- _Goal_:
Every record should be repeated exactly, except that pictures are left out.

-- START --

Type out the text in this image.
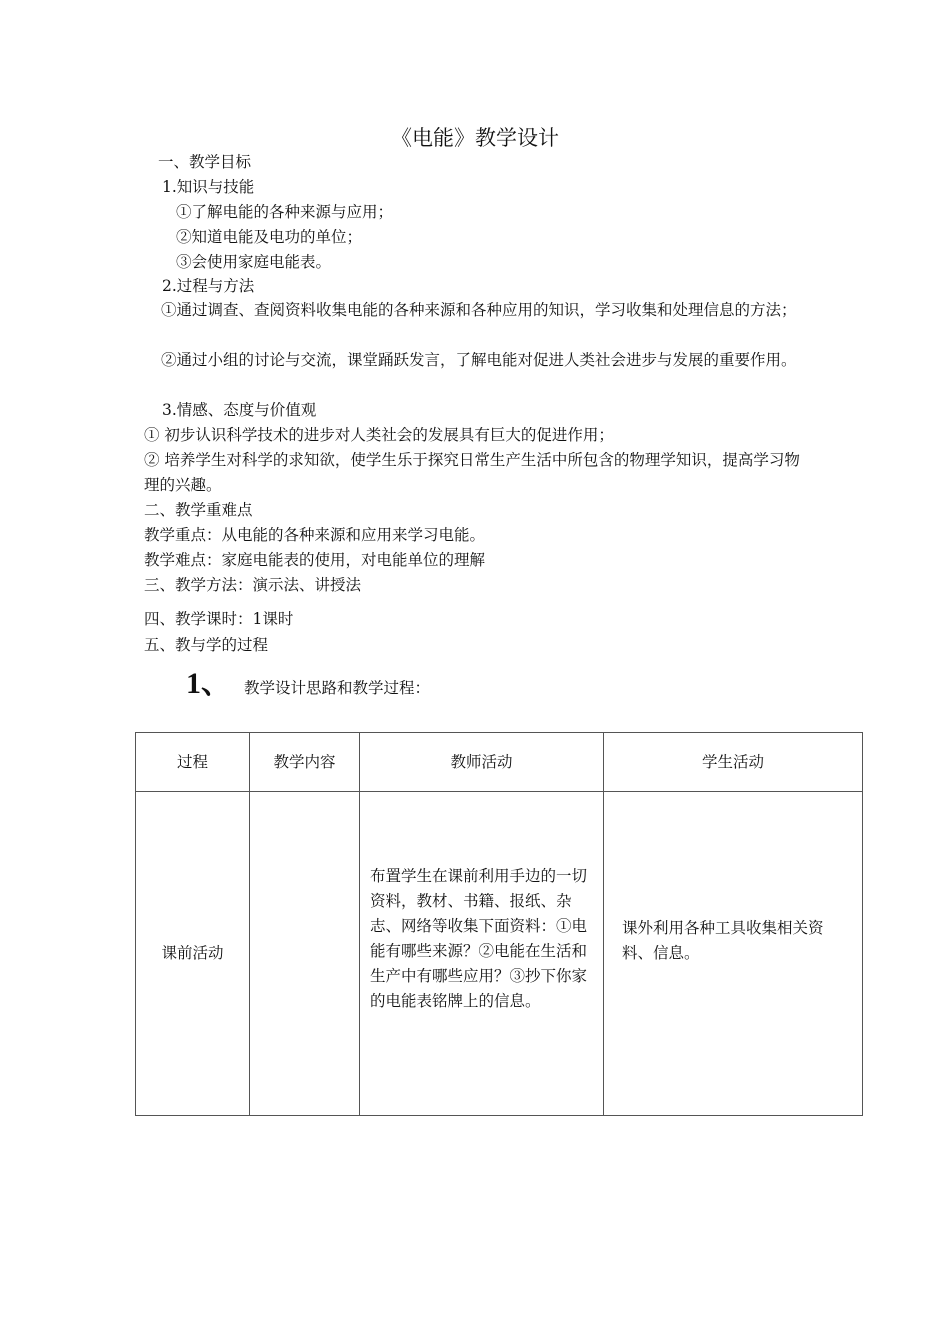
《电能》教学设计
一、教学目标
1.知识与技能
①了解电能的各种来源与应用；
②知道电能及电功的单位；
③会使用家庭电能表。
2.过程与方法
①通过调查、查阅资料收集电能的各种来源和各种应用的知识，学习收集和处理信息的方法；
②通过小组的讨论与交流，课堂踊跃发言，了解电能对促进人类社会进步与发展的重要作用。
3.情感、态度与价值观
① 初步认识科学技术的进步对人类社会的发展具有巨大的促进作用；
② 培养学生对科学的求知欲，使学生乐于探究日常生产生活中所包含的物理学知识，提高学习物理的兴趣。
二、教学重难点
教学重点：从电能的各种来源和应用来学习电能。
教学难点：家庭电能表的使用，对电能单位的理解
三、教学方法：演示法、讲授法
四、教学课时：1课时
五、教与学的过程
1、 教学设计思路和教学过程：
过程	教学内容	教师活动	学生活动
课前活动		布置学生在课前利用手边的一切资料，教材、书籍、报纸、杂志、网络等收集下面资料：①电能有哪些来源？②电能在生活和生产中有哪些应用？③抄下你家的电能表铭牌上的信息。	课外利用各种工具收集相关资料、信息。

-- END --

- _Correct output_:
Type out the text in this image.
《电能》教学设计
一、教学目标
1.知识与技能
①了解电能的各种来源与应用；
②知道电能及电功的单位；
③会使用家庭电能表。
2.过程与方法
①通过调查、查阅资料收集电能的各种来源和各种应用的知识，学习收集和处理信息的方法；
②通过小组的讨论与交流，课堂踊跃发言，了解电能对促进人类社会进步与发展的重要作用。
3.情感、态度与价值观
① 初步认识科学技术的进步对人类社会的发展具有巨大的促进作用；
② 培养学生对科学的求知欲，使学生乐于探究日常生产生活中所包含的物理学知识，提高学习物理的兴趣。
二、教学重难点
教学重点：从电能的各种来源和应用来学习电能。
教学难点：家庭电能表的使用，对电能单位的理解
三、教学方法：演示法、讲授法
四、教学课时：1课时
五、教与学的过程
1、 教学设计思路和教学过程：
过程	教学内容	教师活动	学生活动
课前活动		布置学生在课前利用手边的一切资料，教材、书籍、报纸、杂志、网络等收集下面资料：①电能有哪些来源？②电能在生活和生产中有哪些应用？③抄下你家的电能表铭牌上的信息。	课外利用各种工具收集相关资料、信息。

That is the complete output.